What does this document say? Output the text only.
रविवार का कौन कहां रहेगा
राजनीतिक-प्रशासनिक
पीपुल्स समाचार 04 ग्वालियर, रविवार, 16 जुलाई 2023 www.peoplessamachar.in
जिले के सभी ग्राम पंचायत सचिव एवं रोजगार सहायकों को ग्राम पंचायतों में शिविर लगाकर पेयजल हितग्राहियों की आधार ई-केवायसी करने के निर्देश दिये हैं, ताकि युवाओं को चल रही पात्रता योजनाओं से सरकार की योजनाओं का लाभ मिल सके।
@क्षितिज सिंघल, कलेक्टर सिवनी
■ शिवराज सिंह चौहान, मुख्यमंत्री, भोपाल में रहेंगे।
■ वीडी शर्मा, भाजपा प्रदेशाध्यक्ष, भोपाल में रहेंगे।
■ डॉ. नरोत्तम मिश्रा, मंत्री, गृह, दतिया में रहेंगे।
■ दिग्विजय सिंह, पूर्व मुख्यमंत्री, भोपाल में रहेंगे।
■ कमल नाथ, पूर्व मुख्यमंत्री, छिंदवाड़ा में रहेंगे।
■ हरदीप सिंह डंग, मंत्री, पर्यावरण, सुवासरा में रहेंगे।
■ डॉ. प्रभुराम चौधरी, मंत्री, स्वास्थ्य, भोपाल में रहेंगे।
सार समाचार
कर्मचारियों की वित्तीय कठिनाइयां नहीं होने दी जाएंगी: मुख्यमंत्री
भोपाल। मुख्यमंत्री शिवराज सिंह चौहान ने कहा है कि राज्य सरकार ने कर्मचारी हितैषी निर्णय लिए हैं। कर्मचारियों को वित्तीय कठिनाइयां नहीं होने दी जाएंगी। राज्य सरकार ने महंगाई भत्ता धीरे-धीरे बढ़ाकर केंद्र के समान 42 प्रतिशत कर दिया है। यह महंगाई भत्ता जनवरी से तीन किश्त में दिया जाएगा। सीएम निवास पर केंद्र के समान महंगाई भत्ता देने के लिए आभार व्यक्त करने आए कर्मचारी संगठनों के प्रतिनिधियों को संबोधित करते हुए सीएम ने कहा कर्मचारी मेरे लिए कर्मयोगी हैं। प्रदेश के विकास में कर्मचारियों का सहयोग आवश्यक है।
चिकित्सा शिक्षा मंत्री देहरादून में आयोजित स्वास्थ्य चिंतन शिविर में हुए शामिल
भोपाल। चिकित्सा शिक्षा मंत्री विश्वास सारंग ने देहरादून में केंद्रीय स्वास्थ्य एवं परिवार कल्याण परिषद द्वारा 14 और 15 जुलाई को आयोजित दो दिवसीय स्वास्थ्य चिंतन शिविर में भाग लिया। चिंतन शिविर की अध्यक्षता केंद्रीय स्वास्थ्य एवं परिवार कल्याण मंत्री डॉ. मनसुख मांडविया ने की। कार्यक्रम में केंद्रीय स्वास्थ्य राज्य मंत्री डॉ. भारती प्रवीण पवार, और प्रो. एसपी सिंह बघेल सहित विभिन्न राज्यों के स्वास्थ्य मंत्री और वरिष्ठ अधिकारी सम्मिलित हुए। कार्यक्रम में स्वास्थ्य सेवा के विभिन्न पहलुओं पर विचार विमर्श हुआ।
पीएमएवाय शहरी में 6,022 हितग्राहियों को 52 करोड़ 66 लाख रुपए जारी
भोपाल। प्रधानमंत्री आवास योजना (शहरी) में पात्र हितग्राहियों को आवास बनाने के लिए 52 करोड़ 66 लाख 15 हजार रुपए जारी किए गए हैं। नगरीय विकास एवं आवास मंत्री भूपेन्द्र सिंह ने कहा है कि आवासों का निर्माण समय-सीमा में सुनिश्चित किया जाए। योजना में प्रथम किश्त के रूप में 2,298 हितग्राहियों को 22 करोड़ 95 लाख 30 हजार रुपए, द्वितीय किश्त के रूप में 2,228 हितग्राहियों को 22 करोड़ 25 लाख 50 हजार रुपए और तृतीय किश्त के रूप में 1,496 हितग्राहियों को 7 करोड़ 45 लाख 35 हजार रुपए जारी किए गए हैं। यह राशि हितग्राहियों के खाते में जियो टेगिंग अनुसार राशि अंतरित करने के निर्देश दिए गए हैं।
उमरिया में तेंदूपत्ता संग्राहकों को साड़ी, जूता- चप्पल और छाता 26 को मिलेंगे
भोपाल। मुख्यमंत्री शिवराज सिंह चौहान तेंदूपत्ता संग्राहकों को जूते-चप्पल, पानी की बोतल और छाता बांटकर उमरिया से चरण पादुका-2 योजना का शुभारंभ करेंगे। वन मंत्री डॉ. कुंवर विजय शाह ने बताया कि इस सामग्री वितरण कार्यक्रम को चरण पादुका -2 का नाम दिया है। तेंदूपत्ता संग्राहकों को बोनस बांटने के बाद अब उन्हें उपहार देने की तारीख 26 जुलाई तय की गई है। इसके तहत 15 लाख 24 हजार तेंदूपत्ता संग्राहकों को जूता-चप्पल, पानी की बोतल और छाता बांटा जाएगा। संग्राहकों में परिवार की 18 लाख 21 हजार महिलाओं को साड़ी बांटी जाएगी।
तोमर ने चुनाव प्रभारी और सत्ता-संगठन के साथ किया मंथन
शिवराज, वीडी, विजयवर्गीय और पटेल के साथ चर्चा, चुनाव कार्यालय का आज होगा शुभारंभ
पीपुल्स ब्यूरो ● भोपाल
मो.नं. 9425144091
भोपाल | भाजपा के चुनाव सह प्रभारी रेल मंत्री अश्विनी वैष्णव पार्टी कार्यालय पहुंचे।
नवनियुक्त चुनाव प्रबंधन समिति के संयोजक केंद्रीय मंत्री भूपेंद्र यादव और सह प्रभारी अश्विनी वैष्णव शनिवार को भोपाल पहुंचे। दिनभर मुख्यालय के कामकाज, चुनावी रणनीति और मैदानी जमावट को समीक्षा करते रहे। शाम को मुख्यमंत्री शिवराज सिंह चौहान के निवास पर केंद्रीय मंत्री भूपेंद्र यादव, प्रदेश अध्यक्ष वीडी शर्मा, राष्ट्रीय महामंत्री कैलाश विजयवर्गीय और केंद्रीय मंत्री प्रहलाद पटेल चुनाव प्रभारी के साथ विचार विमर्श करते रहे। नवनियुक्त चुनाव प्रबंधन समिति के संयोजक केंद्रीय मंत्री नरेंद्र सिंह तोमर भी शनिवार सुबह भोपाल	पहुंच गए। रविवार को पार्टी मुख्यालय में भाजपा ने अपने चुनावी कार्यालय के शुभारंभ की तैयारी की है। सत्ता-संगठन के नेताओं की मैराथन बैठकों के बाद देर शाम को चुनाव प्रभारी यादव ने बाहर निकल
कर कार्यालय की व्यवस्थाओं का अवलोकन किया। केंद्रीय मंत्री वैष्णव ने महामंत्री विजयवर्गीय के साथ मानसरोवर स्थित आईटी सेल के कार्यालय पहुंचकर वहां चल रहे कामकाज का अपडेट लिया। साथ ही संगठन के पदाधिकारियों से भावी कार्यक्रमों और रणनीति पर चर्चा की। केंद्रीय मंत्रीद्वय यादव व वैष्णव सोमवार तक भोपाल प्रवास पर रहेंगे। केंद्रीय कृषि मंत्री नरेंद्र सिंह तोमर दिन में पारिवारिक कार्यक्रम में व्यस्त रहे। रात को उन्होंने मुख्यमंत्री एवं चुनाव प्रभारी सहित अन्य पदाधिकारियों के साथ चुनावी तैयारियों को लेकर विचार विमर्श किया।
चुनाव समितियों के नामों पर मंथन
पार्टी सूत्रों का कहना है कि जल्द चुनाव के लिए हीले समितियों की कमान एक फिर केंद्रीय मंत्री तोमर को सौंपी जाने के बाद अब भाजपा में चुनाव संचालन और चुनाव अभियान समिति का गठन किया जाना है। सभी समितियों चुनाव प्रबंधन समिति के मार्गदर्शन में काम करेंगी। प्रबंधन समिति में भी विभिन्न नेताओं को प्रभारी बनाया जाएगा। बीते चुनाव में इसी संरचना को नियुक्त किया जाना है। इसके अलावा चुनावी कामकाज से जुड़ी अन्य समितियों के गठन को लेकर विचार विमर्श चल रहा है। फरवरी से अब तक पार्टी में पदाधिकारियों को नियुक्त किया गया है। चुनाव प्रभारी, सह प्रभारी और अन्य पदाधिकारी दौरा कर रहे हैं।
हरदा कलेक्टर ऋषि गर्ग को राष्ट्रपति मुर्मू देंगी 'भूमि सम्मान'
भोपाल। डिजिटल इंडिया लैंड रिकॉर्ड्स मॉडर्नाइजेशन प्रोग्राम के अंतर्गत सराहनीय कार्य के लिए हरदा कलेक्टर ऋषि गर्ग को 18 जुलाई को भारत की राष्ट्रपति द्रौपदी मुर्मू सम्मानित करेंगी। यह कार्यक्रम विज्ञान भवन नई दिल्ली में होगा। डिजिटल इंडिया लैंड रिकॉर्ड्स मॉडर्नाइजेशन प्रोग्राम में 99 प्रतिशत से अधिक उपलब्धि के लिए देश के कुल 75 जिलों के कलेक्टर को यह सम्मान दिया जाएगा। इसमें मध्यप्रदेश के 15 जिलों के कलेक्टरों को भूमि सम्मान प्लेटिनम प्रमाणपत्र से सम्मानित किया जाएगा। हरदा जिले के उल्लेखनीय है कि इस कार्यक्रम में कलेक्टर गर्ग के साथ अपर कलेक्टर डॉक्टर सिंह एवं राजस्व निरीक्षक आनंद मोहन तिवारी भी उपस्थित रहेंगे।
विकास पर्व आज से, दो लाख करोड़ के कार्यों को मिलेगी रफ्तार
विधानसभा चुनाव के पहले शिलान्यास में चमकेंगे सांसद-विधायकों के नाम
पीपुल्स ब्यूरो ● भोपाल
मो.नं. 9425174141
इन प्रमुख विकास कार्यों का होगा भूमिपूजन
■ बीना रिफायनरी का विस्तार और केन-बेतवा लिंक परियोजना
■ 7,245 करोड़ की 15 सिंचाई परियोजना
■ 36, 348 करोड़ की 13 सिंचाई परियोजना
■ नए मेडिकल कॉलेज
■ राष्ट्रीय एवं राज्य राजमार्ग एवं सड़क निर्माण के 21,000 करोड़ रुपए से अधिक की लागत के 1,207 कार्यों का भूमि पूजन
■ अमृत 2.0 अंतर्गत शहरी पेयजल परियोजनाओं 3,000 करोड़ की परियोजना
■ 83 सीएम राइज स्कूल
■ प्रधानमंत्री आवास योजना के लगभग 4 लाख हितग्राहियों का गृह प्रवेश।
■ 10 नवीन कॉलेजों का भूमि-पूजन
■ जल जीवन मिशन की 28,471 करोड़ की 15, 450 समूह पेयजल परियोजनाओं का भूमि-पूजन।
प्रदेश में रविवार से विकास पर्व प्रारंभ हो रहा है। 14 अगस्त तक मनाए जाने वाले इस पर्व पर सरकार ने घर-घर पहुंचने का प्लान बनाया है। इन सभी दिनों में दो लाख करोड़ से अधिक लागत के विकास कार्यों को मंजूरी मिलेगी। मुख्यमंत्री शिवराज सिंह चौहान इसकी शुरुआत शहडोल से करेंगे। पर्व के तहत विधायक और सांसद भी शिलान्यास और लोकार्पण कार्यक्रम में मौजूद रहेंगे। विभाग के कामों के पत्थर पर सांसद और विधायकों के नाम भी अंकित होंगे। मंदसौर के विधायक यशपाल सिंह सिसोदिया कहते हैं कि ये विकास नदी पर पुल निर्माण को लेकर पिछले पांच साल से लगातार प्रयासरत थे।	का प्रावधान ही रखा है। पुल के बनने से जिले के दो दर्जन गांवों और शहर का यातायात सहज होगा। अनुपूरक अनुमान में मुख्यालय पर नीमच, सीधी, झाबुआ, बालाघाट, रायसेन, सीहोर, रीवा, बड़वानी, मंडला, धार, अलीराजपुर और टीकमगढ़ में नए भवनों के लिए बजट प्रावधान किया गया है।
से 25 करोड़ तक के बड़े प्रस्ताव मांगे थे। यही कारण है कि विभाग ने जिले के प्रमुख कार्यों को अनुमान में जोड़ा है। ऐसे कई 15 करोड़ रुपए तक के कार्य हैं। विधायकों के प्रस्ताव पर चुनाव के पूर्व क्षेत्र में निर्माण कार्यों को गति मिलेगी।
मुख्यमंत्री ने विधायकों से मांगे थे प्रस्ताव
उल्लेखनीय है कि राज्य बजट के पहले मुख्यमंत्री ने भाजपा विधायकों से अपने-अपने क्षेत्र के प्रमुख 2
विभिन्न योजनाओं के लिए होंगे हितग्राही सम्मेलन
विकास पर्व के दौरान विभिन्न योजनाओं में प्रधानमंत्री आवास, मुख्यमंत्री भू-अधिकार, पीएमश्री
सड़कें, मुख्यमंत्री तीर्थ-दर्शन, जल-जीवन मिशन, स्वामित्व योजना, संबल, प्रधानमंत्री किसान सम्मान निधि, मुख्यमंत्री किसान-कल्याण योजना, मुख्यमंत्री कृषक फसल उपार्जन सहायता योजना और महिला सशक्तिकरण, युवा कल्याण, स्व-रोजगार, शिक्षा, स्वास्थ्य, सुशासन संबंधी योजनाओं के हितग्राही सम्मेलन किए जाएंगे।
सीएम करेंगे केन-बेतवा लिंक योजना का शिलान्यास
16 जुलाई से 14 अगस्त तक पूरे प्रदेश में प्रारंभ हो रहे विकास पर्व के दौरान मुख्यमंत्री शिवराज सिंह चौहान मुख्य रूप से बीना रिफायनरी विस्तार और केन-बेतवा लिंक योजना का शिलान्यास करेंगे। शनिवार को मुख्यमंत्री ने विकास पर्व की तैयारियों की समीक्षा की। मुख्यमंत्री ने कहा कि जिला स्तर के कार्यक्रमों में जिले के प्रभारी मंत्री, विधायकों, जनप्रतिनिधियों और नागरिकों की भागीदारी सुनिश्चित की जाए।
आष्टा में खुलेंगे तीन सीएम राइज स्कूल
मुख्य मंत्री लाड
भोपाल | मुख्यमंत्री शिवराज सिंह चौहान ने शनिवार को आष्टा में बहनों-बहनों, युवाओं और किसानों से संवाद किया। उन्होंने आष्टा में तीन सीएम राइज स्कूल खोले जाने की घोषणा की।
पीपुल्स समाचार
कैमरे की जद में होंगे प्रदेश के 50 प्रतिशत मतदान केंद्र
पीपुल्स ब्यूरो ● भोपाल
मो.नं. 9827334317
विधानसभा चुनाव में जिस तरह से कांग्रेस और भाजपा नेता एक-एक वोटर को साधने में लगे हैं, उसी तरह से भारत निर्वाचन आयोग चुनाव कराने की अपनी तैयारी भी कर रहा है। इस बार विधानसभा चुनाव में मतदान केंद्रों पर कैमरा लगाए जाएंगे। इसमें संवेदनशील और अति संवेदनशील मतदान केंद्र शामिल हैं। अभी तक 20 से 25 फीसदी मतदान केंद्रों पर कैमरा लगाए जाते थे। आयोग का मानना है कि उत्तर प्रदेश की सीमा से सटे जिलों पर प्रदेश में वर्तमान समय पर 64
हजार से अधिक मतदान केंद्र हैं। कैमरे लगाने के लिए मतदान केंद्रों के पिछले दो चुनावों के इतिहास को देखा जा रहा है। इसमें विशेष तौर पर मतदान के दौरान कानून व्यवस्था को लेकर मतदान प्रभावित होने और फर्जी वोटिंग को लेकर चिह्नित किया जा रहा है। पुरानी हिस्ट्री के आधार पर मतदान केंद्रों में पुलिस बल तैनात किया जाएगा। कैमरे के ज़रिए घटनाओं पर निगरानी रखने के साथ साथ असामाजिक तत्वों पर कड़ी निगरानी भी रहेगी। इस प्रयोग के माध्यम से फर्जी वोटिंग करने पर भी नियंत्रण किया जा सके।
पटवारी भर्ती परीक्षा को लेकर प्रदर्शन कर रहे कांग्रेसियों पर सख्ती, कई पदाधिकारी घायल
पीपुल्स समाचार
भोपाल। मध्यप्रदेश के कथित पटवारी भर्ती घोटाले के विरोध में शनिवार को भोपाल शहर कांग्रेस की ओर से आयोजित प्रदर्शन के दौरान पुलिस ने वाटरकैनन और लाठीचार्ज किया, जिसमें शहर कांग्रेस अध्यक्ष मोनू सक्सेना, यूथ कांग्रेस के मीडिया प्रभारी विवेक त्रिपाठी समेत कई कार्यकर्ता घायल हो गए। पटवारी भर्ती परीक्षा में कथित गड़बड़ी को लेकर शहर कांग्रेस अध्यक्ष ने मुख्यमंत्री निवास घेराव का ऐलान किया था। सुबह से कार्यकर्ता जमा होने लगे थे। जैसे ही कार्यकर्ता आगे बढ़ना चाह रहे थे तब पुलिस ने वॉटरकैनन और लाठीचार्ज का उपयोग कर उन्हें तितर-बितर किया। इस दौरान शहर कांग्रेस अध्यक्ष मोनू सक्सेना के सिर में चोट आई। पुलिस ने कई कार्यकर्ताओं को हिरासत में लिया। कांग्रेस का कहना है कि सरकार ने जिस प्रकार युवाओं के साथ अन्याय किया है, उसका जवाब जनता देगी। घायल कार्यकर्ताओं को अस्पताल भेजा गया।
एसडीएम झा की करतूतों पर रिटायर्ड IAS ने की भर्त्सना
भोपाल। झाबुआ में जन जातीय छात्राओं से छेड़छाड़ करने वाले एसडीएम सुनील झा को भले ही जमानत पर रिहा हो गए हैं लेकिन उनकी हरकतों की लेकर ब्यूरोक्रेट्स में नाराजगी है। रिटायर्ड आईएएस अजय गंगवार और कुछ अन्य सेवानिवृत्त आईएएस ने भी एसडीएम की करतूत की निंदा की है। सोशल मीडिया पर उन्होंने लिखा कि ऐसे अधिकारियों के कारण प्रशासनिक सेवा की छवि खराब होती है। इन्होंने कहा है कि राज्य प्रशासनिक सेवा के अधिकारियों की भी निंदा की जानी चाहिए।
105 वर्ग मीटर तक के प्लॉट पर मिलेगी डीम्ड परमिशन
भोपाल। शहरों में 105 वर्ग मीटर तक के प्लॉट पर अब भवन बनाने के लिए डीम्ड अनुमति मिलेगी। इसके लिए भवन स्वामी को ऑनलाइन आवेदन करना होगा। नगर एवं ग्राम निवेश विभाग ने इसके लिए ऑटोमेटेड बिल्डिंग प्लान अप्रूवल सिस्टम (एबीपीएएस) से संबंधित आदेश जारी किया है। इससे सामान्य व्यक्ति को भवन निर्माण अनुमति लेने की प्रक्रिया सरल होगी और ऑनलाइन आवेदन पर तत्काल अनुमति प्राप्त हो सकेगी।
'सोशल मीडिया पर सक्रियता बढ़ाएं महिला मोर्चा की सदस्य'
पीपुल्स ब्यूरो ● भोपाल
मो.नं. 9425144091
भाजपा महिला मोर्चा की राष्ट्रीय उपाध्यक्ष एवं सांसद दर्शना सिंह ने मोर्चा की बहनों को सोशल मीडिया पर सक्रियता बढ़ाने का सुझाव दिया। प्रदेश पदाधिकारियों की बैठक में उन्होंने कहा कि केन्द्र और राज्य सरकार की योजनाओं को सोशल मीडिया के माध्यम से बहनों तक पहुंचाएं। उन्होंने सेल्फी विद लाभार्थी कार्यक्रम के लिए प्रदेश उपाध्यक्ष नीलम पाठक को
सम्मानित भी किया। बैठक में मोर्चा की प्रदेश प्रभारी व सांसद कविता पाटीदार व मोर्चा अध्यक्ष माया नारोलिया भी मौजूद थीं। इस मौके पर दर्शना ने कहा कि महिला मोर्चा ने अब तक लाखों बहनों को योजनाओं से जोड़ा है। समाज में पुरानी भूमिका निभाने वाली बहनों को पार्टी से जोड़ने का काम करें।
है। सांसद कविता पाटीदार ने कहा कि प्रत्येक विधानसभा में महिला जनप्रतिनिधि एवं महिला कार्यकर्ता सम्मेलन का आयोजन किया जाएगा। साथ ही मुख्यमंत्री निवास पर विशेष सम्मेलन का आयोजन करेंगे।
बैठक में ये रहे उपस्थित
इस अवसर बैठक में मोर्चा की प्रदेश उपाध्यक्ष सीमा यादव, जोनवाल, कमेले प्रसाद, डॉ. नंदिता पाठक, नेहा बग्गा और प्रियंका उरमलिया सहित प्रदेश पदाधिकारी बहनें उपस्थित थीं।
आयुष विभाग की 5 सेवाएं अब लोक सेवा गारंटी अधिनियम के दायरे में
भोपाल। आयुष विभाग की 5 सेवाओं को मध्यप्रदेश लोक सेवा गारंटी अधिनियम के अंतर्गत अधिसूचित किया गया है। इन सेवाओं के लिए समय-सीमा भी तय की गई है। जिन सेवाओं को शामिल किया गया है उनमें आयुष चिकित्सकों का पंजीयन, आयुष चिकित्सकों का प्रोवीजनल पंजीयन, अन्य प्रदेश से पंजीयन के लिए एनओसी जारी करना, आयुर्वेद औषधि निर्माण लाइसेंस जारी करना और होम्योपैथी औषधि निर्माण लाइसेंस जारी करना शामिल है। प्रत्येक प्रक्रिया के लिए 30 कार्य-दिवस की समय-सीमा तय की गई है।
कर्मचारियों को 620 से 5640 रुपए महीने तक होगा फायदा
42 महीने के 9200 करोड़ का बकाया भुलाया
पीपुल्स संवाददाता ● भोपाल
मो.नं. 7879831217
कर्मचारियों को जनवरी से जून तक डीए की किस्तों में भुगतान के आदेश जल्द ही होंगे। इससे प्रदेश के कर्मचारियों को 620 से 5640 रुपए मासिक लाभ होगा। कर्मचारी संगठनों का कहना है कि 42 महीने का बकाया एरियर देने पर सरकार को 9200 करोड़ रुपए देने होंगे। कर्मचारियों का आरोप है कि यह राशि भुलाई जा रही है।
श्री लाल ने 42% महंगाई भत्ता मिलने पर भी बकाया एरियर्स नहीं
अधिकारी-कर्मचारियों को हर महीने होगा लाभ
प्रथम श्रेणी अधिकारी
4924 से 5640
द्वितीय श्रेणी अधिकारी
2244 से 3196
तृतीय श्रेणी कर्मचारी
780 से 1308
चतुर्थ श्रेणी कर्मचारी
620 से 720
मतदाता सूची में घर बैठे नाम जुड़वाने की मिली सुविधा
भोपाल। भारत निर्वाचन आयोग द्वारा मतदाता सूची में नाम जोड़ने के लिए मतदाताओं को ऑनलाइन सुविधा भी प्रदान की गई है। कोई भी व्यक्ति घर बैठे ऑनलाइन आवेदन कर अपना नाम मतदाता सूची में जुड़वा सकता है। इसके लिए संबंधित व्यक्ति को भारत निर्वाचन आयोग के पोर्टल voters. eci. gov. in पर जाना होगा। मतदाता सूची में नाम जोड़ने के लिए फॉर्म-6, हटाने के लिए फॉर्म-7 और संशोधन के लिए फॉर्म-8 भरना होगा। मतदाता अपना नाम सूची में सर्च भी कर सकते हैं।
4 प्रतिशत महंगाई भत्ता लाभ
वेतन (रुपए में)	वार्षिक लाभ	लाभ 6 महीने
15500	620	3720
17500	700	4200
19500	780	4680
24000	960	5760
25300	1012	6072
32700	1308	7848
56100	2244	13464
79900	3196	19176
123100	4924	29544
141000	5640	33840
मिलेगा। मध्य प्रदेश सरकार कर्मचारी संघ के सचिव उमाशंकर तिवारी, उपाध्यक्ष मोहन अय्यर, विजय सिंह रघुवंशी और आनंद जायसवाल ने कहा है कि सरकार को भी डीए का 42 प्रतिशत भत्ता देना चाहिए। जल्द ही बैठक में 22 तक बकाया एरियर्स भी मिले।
━━━━━━
## Problem statement
Pick out every line of the listing containing the word "जनवर", and show those lines.

## Completed task
भोपाल। मुख्यमंत्री शिवराज सिंह चौहान ने कहा है कि राज्य सरकार ने कर्मचारी हितैषी निर्णय लिए हैं। कर्मचारियों को वित्तीय कठिनाइयां नहीं होने दी जाएंगी। राज्य सरकार ने महंगाई भत्ता धीरे-धीरे बढ़ाकर केंद्र के समान 42 प्रतिशत कर दिया है। यह महंगाई भत्ता जनवरी से तीन किश्त में दिया जाएगा। सीएम निवास पर केंद्र के समान महंगाई भत्ता देने के लिए आभार व्यक्त करने आए कर्मचारी संगठनों के प्रतिनिधियों को संबोधित करते हुए सीएम ने कहा कर्मचारी मेरे लिए कर्मयोगी हैं। प्रदेश के विकास में कर्मचारियों का सहयोग आवश्यक है।
कर्मचारियों को जनवरी से जून तक डीए की किस्तों में भुगतान के आदेश जल्द ही होंगे। इससे प्रदेश के कर्मचारियों को 620 से 5640 रुपए मासिक लाभ होगा। कर्मचारी संगठनों का कहना है कि 42 महीने का बकाया एरियर देने पर सरकार को 9200 करोड़ रुपए देने होंगे। कर्मचारियों का आरोप है कि यह राशि भुलाई जा रही है।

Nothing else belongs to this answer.